→ **Problem requirements**: Scan the lines below for the string "purple" and copy every one that has it.

Entries from a visual dataset
* Begin *
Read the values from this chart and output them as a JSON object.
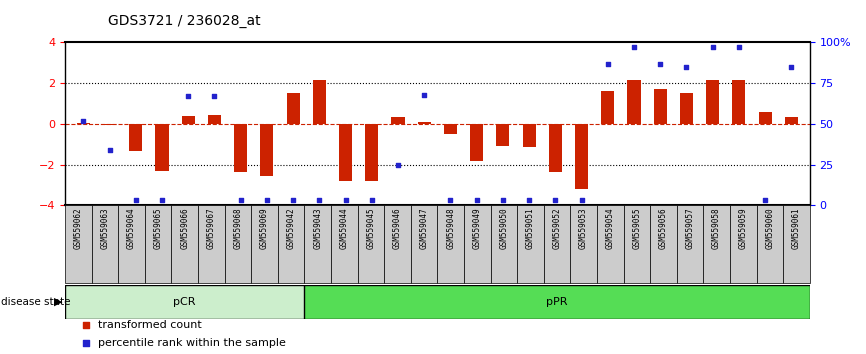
{
  "title": "GDS3721 / 236028_at",
  "samples": [
    "GSM559062",
    "GSM559063",
    "GSM559064",
    "GSM559065",
    "GSM559066",
    "GSM559067",
    "GSM559068",
    "GSM559069",
    "GSM559042",
    "GSM559043",
    "GSM559044",
    "GSM559045",
    "GSM559046",
    "GSM559047",
    "GSM559048",
    "GSM559049",
    "GSM559050",
    "GSM559051",
    "GSM559052",
    "GSM559053",
    "GSM559054",
    "GSM559055",
    "GSM559056",
    "GSM559057",
    "GSM559058",
    "GSM559059",
    "GSM559060",
    "GSM559061"
  ],
  "transformed_count": [
    0.05,
    -0.05,
    -1.35,
    -2.3,
    0.4,
    0.45,
    -2.35,
    -2.55,
    1.5,
    2.15,
    -2.8,
    -2.8,
    0.35,
    0.1,
    -0.5,
    -1.8,
    -1.1,
    -1.15,
    -2.35,
    -3.2,
    1.6,
    2.15,
    1.7,
    1.5,
    2.15,
    2.15,
    0.6,
    0.35
  ],
  "percentile_rank": [
    52,
    34,
    3,
    3,
    67,
    67,
    3,
    3,
    3,
    3,
    3,
    3,
    25,
    68,
    3,
    3,
    3,
    3,
    3,
    3,
    87,
    97,
    87,
    85,
    97,
    97,
    3,
    85
  ],
  "pCR_count": 9,
  "pPR_count": 19,
  "bar_color": "#CC2200",
  "dot_color": "#2222CC",
  "pCR_color": "#CCEECC",
  "pPR_color": "#55DD55",
  "ylim": [
    -4,
    4
  ],
  "y2lim": [
    0,
    100
  ],
  "yticks": [
    -4,
    -2,
    0,
    2,
    4
  ],
  "y2ticks": [
    0,
    25,
    50,
    75,
    100
  ],
  "y2ticklabels": [
    "0",
    "25",
    "50",
    "75",
    "100%"
  ],
  "dotted_lines": [
    -2,
    2
  ],
  "zero_line_color": "#CC2200",
  "legend_bar": "transformed count",
  "legend_dot": "percentile rank within the sample",
  "disease_state_label": "disease state",
  "pCR_label": "pCR",
  "pPR_label": "pPR"
}
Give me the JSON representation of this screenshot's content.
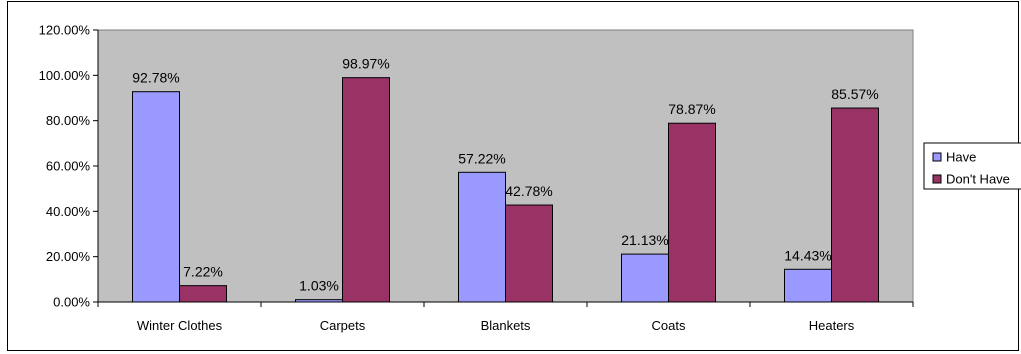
{
  "chart_data": {
    "type": "bar",
    "categories": [
      "Winter Clothes",
      "Carpets",
      "Blankets",
      "Coats",
      "Heaters"
    ],
    "series": [
      {
        "name": "Have",
        "values": [
          92.78,
          1.03,
          57.22,
          21.13,
          14.43
        ],
        "labels": [
          "92.78%",
          "1.03%",
          "57.22%",
          "21.13%",
          "14.43%"
        ],
        "color": "#9999ff"
      },
      {
        "name": "Don't Have",
        "values": [
          7.22,
          98.97,
          42.78,
          78.87,
          85.57
        ],
        "labels": [
          "7.22%",
          "98.97%",
          "42.78%",
          "78.87%",
          "85.57%"
        ],
        "color": "#993366"
      }
    ],
    "ylim": [
      0,
      120
    ],
    "yticks": [
      0,
      20,
      40,
      60,
      80,
      100,
      120
    ],
    "ytick_labels": [
      "0.00%",
      "20.00%",
      "40.00%",
      "60.00%",
      "80.00%",
      "100.00%",
      "120.00%"
    ],
    "plot_background": "#c0c0c0",
    "grid": false,
    "legend_position": "right"
  }
}
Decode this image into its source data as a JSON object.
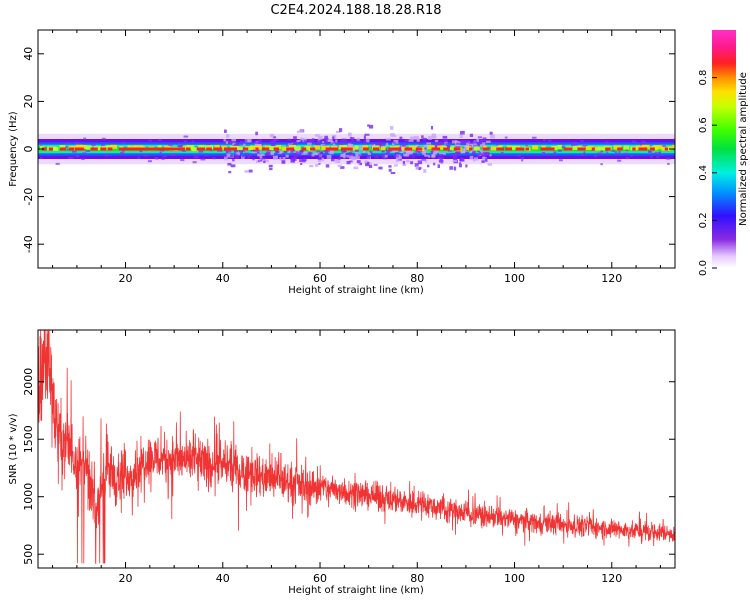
{
  "figure_title": "C2E4.2024.188.18.28.R18",
  "chart_data": [
    {
      "type": "heatmap",
      "xlabel": "Height of straight line (km)",
      "ylabel": "Frequency (Hz)",
      "xlim": [
        2,
        133
      ],
      "ylim": [
        -50,
        50
      ],
      "x_ticks": [
        20,
        40,
        60,
        80,
        100,
        120
      ],
      "y_ticks": [
        -40,
        -20,
        0,
        20,
        40
      ],
      "colorbar": {
        "label": "Normalized spectral amplitude",
        "range": [
          0,
          1
        ],
        "ticks": [
          0.0,
          0.2,
          0.4,
          0.6,
          0.8
        ],
        "colormap": "gist_ncar-like (purple-blue-cyan-green-yellow-red-magenta)"
      },
      "description_of_values": "Energy concentrated in a narrow band around 0 Hz (about ±4 Hz) across all heights; peak amplitudes (red) along 0 Hz, with weak purple scatter up to about ±12 Hz between 40 and 95 km.",
      "band_center_hz": 0,
      "band_halfwidth_hz": 4,
      "scatter_halfwidth_hz": 12,
      "scatter_range_km": [
        40,
        95
      ]
    },
    {
      "type": "line",
      "xlabel": "Height of straight line (km)",
      "ylabel": "SNR (10 * v/v)",
      "xlim": [
        2,
        133
      ],
      "ylim": [
        380,
        2450
      ],
      "x_ticks": [
        20,
        40,
        60,
        80,
        100,
        120
      ],
      "y_ticks": [
        500,
        1000,
        1500,
        2000
      ],
      "color": "#f03434",
      "series": [
        {
          "x": [
            2,
            4,
            6,
            8,
            10,
            12,
            14,
            16,
            18,
            20,
            25,
            30,
            35,
            40,
            45,
            50,
            55,
            60,
            65,
            70,
            75,
            80,
            85,
            90,
            95,
            100,
            105,
            110,
            115,
            120,
            125,
            130,
            133
          ],
          "values": [
            1900,
            2300,
            1500,
            1450,
            1350,
            1200,
            900,
            1300,
            1150,
            1150,
            1350,
            1330,
            1300,
            1280,
            1220,
            1150,
            1110,
            1080,
            1050,
            1010,
            980,
            940,
            900,
            860,
            830,
            800,
            780,
            760,
            740,
            720,
            700,
            690,
            680
          ]
        }
      ]
    }
  ]
}
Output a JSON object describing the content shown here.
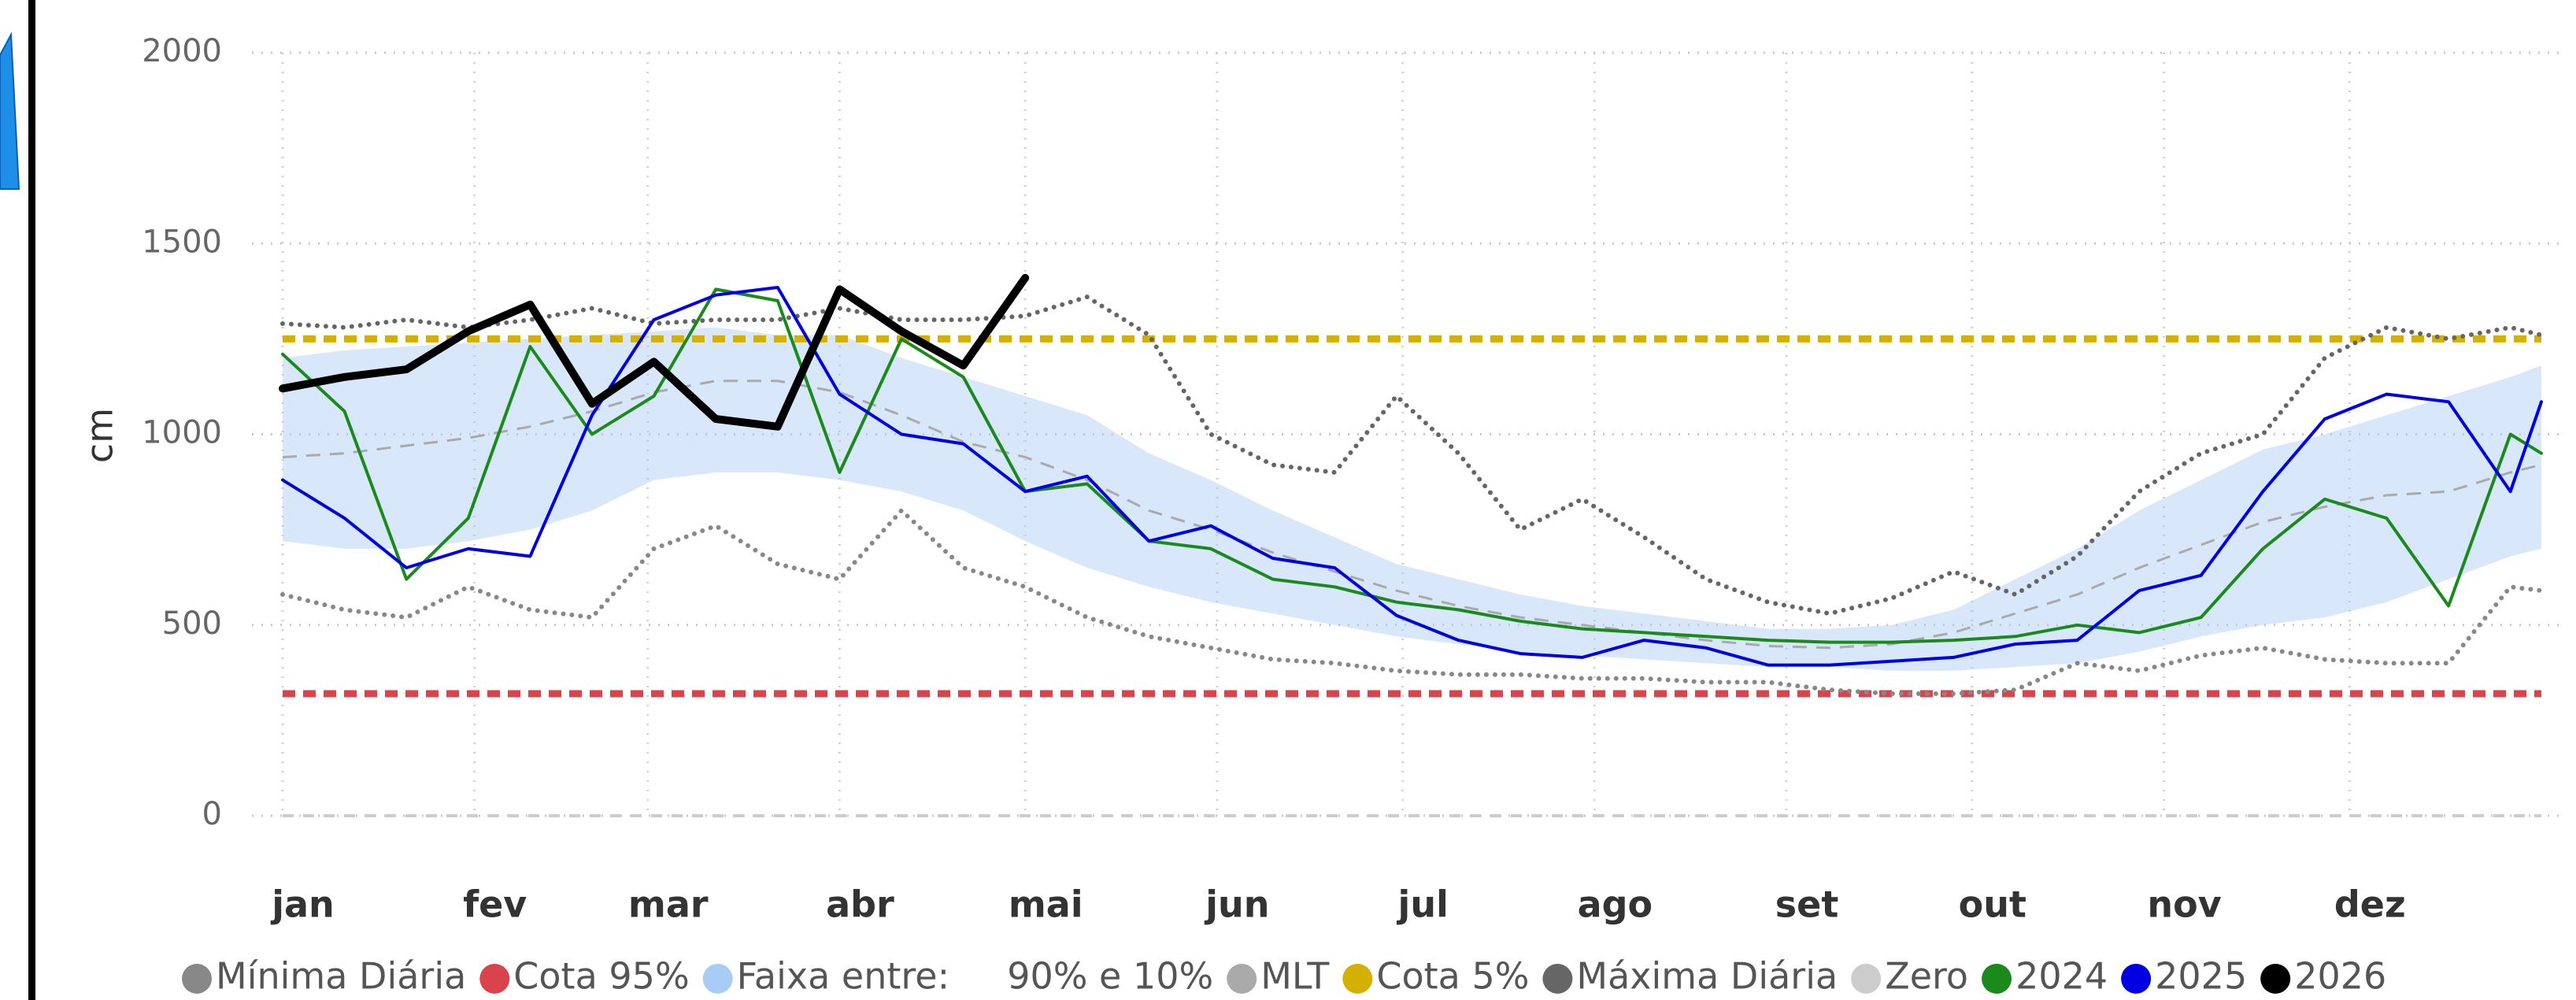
* End *
→ **Task answer**:
        "colormap": "gist_ncar-like (purple-blue-cyan-green-yellow-red-magenta)"
      "description_of_values": "Energy concentrated in a narrow band around 0 Hz (about ±4 Hz) across all heights; peak amplitudes (red) along 0 Hz, with weak purple scatter up to about ±12 Hz between 40 and 95 km.",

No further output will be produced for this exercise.